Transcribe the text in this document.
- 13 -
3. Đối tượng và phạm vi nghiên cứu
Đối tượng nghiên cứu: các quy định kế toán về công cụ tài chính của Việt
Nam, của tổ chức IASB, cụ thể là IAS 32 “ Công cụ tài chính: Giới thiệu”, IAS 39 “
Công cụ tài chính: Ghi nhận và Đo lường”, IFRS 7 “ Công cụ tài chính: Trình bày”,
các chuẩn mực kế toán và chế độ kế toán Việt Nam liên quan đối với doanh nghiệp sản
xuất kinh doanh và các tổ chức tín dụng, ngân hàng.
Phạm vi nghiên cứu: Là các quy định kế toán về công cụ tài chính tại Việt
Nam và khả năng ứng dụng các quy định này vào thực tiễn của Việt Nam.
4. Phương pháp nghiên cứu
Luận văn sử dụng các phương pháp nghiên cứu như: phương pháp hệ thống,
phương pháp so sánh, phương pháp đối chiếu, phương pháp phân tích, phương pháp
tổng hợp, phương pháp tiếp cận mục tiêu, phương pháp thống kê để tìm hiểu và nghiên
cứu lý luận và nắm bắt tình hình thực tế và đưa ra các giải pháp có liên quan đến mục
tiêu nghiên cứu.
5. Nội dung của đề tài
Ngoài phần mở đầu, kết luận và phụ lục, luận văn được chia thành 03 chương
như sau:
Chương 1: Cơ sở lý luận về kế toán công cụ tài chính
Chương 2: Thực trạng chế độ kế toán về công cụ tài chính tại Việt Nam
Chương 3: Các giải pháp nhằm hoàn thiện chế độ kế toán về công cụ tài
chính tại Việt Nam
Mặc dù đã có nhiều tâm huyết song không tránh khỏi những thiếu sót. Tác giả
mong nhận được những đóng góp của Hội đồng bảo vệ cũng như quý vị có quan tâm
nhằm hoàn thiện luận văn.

# STATED TASK:
Select and copy every line of the material that holds the string "liên".

# FINISHED TASK:
các chuẩn mực kế toán và chế độ kế toán Việt Nam liên quan đối với doanh nghiệp sản
cứu lý luận và nắm bắt tình hình thực tế và đưa ra các giải pháp có liên quan đến mục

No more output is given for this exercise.